- TASK OBJECTIVE -
Copy the data below exactly.

- DATA PROVIDED -
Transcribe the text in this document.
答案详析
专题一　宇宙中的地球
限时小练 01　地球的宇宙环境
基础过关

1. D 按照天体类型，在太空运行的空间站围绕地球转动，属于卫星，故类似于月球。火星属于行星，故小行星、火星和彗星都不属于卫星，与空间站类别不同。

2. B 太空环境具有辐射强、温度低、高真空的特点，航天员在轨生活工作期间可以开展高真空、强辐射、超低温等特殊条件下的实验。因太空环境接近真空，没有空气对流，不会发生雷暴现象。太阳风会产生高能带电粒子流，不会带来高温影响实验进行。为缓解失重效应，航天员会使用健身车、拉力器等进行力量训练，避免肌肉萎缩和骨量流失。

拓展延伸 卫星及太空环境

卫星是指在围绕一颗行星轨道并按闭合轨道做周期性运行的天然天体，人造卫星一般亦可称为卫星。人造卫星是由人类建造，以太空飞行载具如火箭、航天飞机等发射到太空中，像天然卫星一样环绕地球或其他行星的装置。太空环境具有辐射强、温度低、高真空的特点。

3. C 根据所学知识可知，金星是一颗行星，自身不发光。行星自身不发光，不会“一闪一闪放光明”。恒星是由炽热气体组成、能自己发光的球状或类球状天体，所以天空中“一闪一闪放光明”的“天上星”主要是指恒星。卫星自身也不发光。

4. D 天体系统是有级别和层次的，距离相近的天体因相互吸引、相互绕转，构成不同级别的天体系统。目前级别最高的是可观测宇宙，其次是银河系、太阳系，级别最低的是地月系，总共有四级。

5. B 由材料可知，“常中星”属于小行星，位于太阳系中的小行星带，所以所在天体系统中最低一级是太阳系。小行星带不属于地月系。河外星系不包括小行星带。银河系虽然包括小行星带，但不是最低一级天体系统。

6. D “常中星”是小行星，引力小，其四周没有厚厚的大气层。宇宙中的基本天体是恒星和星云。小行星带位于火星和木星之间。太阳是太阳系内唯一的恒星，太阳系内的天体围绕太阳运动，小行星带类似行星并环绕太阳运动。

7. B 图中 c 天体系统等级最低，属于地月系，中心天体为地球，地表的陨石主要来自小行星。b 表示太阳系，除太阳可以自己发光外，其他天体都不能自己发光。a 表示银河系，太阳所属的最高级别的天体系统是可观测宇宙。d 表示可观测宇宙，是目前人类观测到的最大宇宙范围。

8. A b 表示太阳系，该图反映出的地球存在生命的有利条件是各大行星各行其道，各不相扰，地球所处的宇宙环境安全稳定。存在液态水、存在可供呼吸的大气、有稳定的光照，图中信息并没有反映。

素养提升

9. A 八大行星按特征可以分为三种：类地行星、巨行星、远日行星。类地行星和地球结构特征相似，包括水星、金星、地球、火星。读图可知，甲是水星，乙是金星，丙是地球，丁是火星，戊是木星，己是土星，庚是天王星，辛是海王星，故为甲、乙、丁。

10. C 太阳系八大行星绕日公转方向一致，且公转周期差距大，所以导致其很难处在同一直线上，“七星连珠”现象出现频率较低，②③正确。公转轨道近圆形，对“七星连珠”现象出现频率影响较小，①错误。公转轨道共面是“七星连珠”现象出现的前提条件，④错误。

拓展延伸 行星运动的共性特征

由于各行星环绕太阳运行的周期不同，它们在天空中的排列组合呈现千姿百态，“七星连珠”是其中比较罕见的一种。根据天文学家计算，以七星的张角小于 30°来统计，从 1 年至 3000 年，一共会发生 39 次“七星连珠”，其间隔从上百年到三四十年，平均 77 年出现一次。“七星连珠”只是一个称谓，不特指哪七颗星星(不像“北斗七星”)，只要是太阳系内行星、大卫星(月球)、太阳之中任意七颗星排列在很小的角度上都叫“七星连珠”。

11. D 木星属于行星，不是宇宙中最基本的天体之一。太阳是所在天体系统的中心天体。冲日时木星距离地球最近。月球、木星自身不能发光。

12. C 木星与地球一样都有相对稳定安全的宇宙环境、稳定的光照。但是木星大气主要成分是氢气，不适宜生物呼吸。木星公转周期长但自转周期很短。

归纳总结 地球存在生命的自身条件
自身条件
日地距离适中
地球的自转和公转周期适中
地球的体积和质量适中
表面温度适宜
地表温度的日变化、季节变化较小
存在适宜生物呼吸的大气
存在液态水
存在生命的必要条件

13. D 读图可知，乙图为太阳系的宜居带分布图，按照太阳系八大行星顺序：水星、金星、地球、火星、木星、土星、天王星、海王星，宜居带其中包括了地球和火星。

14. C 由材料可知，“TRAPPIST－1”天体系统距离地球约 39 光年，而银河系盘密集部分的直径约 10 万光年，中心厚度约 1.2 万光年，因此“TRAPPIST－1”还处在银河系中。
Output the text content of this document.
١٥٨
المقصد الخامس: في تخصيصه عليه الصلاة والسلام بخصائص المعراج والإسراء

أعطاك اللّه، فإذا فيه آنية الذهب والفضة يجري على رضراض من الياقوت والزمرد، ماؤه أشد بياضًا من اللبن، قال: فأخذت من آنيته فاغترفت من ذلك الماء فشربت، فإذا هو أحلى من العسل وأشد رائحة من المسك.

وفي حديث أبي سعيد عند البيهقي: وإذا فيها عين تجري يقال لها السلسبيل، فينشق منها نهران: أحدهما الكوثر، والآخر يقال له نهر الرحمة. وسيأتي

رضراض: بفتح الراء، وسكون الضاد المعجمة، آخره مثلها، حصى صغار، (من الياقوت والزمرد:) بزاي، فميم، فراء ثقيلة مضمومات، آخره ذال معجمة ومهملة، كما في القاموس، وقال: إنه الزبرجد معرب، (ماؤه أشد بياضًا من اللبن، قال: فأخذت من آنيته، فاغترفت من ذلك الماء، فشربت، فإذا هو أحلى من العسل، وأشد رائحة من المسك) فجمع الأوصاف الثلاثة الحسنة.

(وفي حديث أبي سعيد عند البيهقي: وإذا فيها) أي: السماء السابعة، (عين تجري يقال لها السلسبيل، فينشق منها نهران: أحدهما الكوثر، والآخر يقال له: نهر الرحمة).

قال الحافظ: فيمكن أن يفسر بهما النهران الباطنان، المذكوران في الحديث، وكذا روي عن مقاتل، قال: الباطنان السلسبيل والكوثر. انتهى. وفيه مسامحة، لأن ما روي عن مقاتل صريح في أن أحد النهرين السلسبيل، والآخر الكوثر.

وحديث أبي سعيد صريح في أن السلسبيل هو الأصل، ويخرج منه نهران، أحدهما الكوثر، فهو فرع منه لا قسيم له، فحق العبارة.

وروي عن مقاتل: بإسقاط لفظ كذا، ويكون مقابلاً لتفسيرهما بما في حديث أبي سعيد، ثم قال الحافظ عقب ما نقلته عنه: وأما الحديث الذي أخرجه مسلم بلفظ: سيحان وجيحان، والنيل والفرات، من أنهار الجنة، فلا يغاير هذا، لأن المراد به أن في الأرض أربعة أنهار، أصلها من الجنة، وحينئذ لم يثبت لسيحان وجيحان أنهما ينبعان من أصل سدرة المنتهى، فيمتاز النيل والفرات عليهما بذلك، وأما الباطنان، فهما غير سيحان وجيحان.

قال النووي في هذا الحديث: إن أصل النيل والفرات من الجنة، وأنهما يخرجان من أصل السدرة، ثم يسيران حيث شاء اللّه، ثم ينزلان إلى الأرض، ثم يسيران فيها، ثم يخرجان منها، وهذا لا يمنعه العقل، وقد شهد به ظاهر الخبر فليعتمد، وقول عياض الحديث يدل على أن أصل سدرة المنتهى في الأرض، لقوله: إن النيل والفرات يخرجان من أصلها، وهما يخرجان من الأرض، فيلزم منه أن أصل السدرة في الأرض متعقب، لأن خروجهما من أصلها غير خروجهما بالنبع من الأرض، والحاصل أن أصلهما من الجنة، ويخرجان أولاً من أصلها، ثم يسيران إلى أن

- RESPONSE TO THIS EXERCISE -
Transcribe the text in this document.
答案详析
专题一　宇宙中的地球
限时小练 01　地球的宇宙环境
基础过关

1. D 按照天体类型，在太空运行的空间站围绕地球转动，属于卫星，故类似于月球。火星属于行星，故小行星、火星和彗星都不属于卫星，与空间站类别不同。

2. B 太空环境具有辐射强、温度低、高真空的特点，航天员在轨生活工作期间可以开展高真空、强辐射、超低温等特殊条件下的实验。因太空环境接近真空，没有空气对流，不会发生雷暴现象。太阳风会产生高能带电粒子流，不会带来高温影响实验进行。为缓解失重效应，航天员会使用健身车、拉力器等进行力量训练，避免肌肉萎缩和骨量流失。

拓展延伸 卫星及太空环境

卫星是指在围绕一颗行星轨道并按闭合轨道做周期性运行的天然天体，人造卫星一般亦可称为卫星。人造卫星是由人类建造，以太空飞行载具如火箭、航天飞机等发射到太空中，像天然卫星一样环绕地球或其他行星的装置。太空环境具有辐射强、温度低、高真空的特点。

3. C 根据所学知识可知，金星是一颗行星，自身不发光。行星自身不发光，不会“一闪一闪放光明”。恒星是由炽热气体组成、能自己发光的球状或类球状天体，所以天空中“一闪一闪放光明”的“天上星”主要是指恒星。卫星自身也不发光。

4. D 天体系统是有级别和层次的，距离相近的天体因相互吸引、相互绕转，构成不同级别的天体系统。目前级别最高的是可观测宇宙，其次是银河系、太阳系，级别最低的是地月系，总共有四级。

5. B 由材料可知，“常中星”属于小行星，位于太阳系中的小行星带，所以所在天体系统中最低一级是太阳系。小行星带不属于地月系。河外星系不包括小行星带。银河系虽然包括小行星带，但不是最低一级天体系统。

6. D “常中星”是小行星，引力小，其四周没有厚厚的大气层。宇宙中的基本天体是恒星和星云。小行星带位于火星和木星之间。太阳是太阳系内唯一的恒星，太阳系内的天体围绕太阳运动，小行星带类似行星并环绕太阳运动。

7. B 图中 c 天体系统等级最低，属于地月系，中心天体为地球，地表的陨石主要来自小行星。b 表示太阳系，除太阳可以自己发光外，其他天体都不能自己发光。a 表示银河系，太阳所属的最高级别的天体系统是可观测宇宙。d 表示可观测宇宙，是目前人类观测到的最大宇宙范围。

8. A b 表示太阳系，该图反映出的地球存在生命的有利条件是各大行星各行其道，各不相扰，地球所处的宇宙环境安全稳定。存在液态水、存在可供呼吸的大气、有稳定的光照，图中信息并没有反映。

素养提升

9. A 八大行星按特征可以分为三种：类地行星、巨行星、远日行星。类地行星和地球结构特征相似，包括水星、金星、地球、火星。读图可知，甲是水星，乙是金星，丙是地球，丁是火星，戊是木星，己是土星，庚是天王星，辛是海王星，故为甲、乙、丁。

10. C 太阳系八大行星绕日公转方向一致，且公转周期差距大，所以导致其很难处在同一直线上，“七星连珠”现象出现频率较低，②③正确。公转轨道近圆形，对“七星连珠”现象出现频率影响较小，①错误。公转轨道共面是“七星连珠”现象出现的前提条件，④错误。

拓展延伸 行星运动的共性特征

由于各行星环绕太阳运行的周期不同，它们在天空中的排列组合呈现千姿百态，“七星连珠”是其中比较罕见的一种。根据天文学家计算，以七星的张角小于 30°来统计，从 1 年至 3000 年，一共会发生 39 次“七星连珠”，其间隔从上百年到三四十年，平均 77 年出现一次。“七星连珠”只是一个称谓，不特指哪七颗星星(不像“北斗七星”)，只要是太阳系内行星、大卫星(月球)、太阳之中任意七颗星排列在很小的角度上都叫“七星连珠”。

11. D 木星属于行星，不是宇宙中最基本的天体之一。太阳是所在天体系统的中心天体。冲日时木星距离地球最近。月球、木星自身不能发光。

12. C 木星与地球一样都有相对稳定安全的宇宙环境、稳定的光照。但是木星大气主要成分是氢气，不适宜生物呼吸。木星公转周期长但自转周期很短。

归纳总结 地球存在生命的自身条件
自身条件
日地距离适中
地球的自转和公转周期适中
地球的体积和质量适中
表面温度适宜
地表温度的日变化、季节变化较小
存在适宜生物呼吸的大气
存在液态水
存在生命的必要条件

13. D 读图可知，乙图为太阳系的宜居带分布图，按照太阳系八大行星顺序：水星、金星、地球、火星、木星、土星、天王星、海王星，宜居带其中包括了地球和火星。

14. C 由材料可知，“TRAPPIST－1”天体系统距离地球约 39 光年，而银河系盘密集部分的直径约 10 万光年，中心厚度约 1.2 万光年，因此“TRAPPIST－1”还处在银河系中。
Output the text content of this document.
١٥٨
المقصد الخامس: في تخصيصه عليه الصلاة والسلام بخصائص المعراج والإسراء

أعطاك اللّه، فإذا فيه آنية الذهب والفضة يجري على رضراض من الياقوت والزمرد، ماؤه أشد بياضًا من اللبن، قال: فأخذت من آنيته فاغترفت من ذلك الماء فشربت، فإذا هو أحلى من العسل وأشد رائحة من المسك.

وفي حديث أبي سعيد عند البيهقي: وإذا فيها عين تجري يقال لها السلسبيل، فينشق منها نهران: أحدهما الكوثر، والآخر يقال له نهر الرحمة. وسيأتي

رضراض: بفتح الراء، وسكون الضاد المعجمة، آخره مثلها، حصى صغار، (من الياقوت والزمرد:) بزاي، فميم، فراء ثقيلة مضمومات، آخره ذال معجمة ومهملة، كما في القاموس، وقال: إنه الزبرجد معرب، (ماؤه أشد بياضًا من اللبن، قال: فأخذت من آنيته، فاغترفت من ذلك الماء، فشربت، فإذا هو أحلى من العسل، وأشد رائحة من المسك) فجمع الأوصاف الثلاثة الحسنة.

(وفي حديث أبي سعيد عند البيهقي: وإذا فيها) أي: السماء السابعة، (عين تجري يقال لها السلسبيل، فينشق منها نهران: أحدهما الكوثر، والآخر يقال له: نهر الرحمة).

قال الحافظ: فيمكن أن يفسر بهما النهران الباطنان، المذكوران في الحديث، وكذا روي عن مقاتل، قال: الباطنان السلسبيل والكوثر. انتهى. وفيه مسامحة، لأن ما روي عن مقاتل صريح في أن أحد النهرين السلسبيل، والآخر الكوثر.

وحديث أبي سعيد صريح في أن السلسبيل هو الأصل، ويخرج منه نهران، أحدهما الكوثر، فهو فرع منه لا قسيم له، فحق العبارة.

وروي عن مقاتل: بإسقاط لفظ كذا، ويكون مقابلاً لتفسيرهما بما في حديث أبي سعيد، ثم قال الحافظ عقب ما نقلته عنه: وأما الحديث الذي أخرجه مسلم بلفظ: سيحان وجيحان، والنيل والفرات، من أنهار الجنة، فلا يغاير هذا، لأن المراد به أن في الأرض أربعة أنهار، أصلها من الجنة، وحينئذ لم يثبت لسيحان وجيحان أنهما ينبعان من أصل سدرة المنتهى، فيمتاز النيل والفرات عليهما بذلك، وأما الباطنان، فهما غير سيحان وجيحان.

قال النووي في هذا الحديث: إن أصل النيل والفرات من الجنة، وأنهما يخرجان من أصل السدرة، ثم يسيران حيث شاء اللّه، ثم ينزلان إلى الأرض، ثم يسيران فيها، ثم يخرجان منها، وهذا لا يمنعه العقل، وقد شهد به ظاهر الخبر فليعتمد، وقول عياض الحديث يدل على أن أصل سدرة المنتهى في الأرض، لقوله: إن النيل والفرات يخرجان من أصلها، وهما يخرجان من الأرض، فيلزم منه أن أصل السدرة في الأرض متعقب، لأن خروجهما من أصلها غير خروجهما بالنبع من الأرض، والحاصل أن أصلهما من الجنة، ويخرجان أولاً من أصلها، ثم يسيران إلى أن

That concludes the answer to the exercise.